**Problem description:** Print out every line, exactly as written.

Collected data
— BEGIN —
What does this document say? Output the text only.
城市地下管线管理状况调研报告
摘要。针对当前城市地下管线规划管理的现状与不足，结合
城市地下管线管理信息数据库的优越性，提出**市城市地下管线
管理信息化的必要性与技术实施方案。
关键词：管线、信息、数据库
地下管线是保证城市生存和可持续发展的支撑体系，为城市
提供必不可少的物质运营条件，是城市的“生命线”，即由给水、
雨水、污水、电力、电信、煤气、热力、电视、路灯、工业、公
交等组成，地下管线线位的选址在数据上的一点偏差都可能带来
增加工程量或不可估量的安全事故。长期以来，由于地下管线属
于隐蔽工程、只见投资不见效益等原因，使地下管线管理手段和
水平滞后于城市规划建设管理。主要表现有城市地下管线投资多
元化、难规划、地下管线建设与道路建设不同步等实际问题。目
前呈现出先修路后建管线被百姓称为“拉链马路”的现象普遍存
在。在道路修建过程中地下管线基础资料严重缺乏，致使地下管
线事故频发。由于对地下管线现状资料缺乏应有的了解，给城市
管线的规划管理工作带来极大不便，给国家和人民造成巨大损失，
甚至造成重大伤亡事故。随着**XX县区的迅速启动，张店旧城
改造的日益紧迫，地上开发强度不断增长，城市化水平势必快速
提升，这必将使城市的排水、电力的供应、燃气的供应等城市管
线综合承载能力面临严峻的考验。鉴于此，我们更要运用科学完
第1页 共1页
— END —
**Full response:**
What does this document say? Output the text only.
城市地下管线管理状况调研报告
摘要。针对当前城市地下管线规划管理的现状与不足，结合
城市地下管线管理信息数据库的优越性，提出**市城市地下管线
管理信息化的必要性与技术实施方案。
关键词：管线、信息、数据库
地下管线是保证城市生存和可持续发展的支撑体系，为城市
提供必不可少的物质运营条件，是城市的“生命线”，即由给水、
雨水、污水、电力、电信、煤气、热力、电视、路灯、工业、公
交等组成，地下管线线位的选址在数据上的一点偏差都可能带来
增加工程量或不可估量的安全事故。长期以来，由于地下管线属
于隐蔽工程、只见投资不见效益等原因，使地下管线管理手段和
水平滞后于城市规划建设管理。主要表现有城市地下管线投资多
元化、难规划、地下管线建设与道路建设不同步等实际问题。目
前呈现出先修路后建管线被百姓称为“拉链马路”的现象普遍存
在。在道路修建过程中地下管线基础资料严重缺乏，致使地下管
线事故频发。由于对地下管线现状资料缺乏应有的了解，给城市
管线的规划管理工作带来极大不便，给国家和人民造成巨大损失，
甚至造成重大伤亡事故。随着**XX县区的迅速启动，张店旧城
改造的日益紧迫，地上开发强度不断增长，城市化水平势必快速
提升，这必将使城市的排水、电力的供应、燃气的供应等城市管
线综合承载能力面临严峻的考验。鉴于此，我们更要运用科学完
第1页 共1页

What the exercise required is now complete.